» **What you will do**: Retype all material exactly. Pictures stay out of the copy.

» **Available data**:
——

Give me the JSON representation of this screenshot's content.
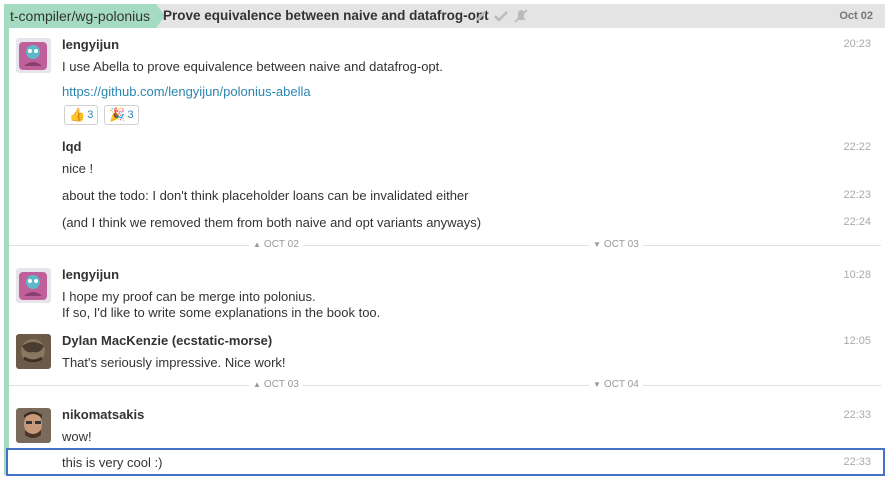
{
  "header": {
    "stream": "t-compiler/wg-polonius",
    "topic": "Prove equivalence between naive and datafrog-opt",
    "date": "Oct 02",
    "icons": [
      "pencil-icon",
      "check-icon",
      "mute-icon"
    ]
  },
  "messages": [
    {
      "sender": "lengyijun",
      "time": "20:23",
      "text": "I use Abella to prove equivalence between naive and datafrog-opt.",
      "link": "https://github.com/lengyijun/polonius-abella"
    },
    {
      "sender": "lqd",
      "time": "22:22",
      "text": "nice !"
    },
    {
      "time": "22:23",
      "text": "about the todo: I don't think placeholder loans can be invalidated either"
    },
    {
      "time": "22:24",
      "text": "(and I think we removed them from both naive and opt variants anyways)"
    },
    {
      "sender": "lengyijun",
      "time": "10:28",
      "line1": "I hope my proof can be merge into polonius.",
      "line2": "If so, I'd like to write some explanations in the book too."
    },
    {
      "sender": "Dylan MacKenzie (ecstatic-morse)",
      "time": "12:05",
      "text": "That's seriously impressive. Nice work!"
    },
    {
      "sender": "nikomatsakis",
      "time": "22:33",
      "text": "wow!"
    },
    {
      "time": "22:33",
      "text": "this is very cool :)"
    }
  ],
  "reactions": [
    {
      "emoji": "👍",
      "count": "3"
    },
    {
      "emoji": "🎉",
      "count": "3"
    }
  ],
  "dividers": [
    {
      "left": "OCT 02",
      "right": "OCT 03"
    },
    {
      "left": "OCT 03",
      "right": "OCT 04"
    }
  ],
  "colors": {
    "stream": "#a5dcc1",
    "link": "#2a86b0",
    "selection": "#4472c4"
  }
}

——

» **Answer**:
Give me the JSON representation of this screenshot's content.
{
  "header": {
    "stream": "t-compiler/wg-polonius",
    "topic": "Prove equivalence between naive and datafrog-opt",
    "date": "Oct 02",
    "icons": [
      "pencil-icon",
      "check-icon",
      "mute-icon"
    ]
  },
  "messages": [
    {
      "sender": "lengyijun",
      "time": "20:23",
      "text": "I use Abella to prove equivalence between naive and datafrog-opt.",
      "link": "https://github.com/lengyijun/polonius-abella"
    },
    {
      "sender": "lqd",
      "time": "22:22",
      "text": "nice !"
    },
    {
      "time": "22:23",
      "text": "about the todo: I don't think placeholder loans can be invalidated either"
    },
    {
      "time": "22:24",
      "text": "(and I think we removed them from both naive and opt variants anyways)"
    },
    {
      "sender": "lengyijun",
      "time": "10:28",
      "line1": "I hope my proof can be merge into polonius.",
      "line2": "If so, I'd like to write some explanations in the book too."
    },
    {
      "sender": "Dylan MacKenzie (ecstatic-morse)",
      "time": "12:05",
      "text": "That's seriously impressive. Nice work!"
    },
    {
      "sender": "nikomatsakis",
      "time": "22:33",
      "text": "wow!"
    },
    {
      "time": "22:33",
      "text": "this is very cool :)"
    }
  ],
  "reactions": [
    {
      "emoji": "👍",
      "count": "3"
    },
    {
      "emoji": "🎉",
      "count": "3"
    }
  ],
  "dividers": [
    {
      "left": "OCT 02",
      "right": "OCT 03"
    },
    {
      "left": "OCT 03",
      "right": "OCT 04"
    }
  ],
  "colors": {
    "stream": "#a5dcc1",
    "link": "#2a86b0",
    "selection": "#4472c4"
  }
}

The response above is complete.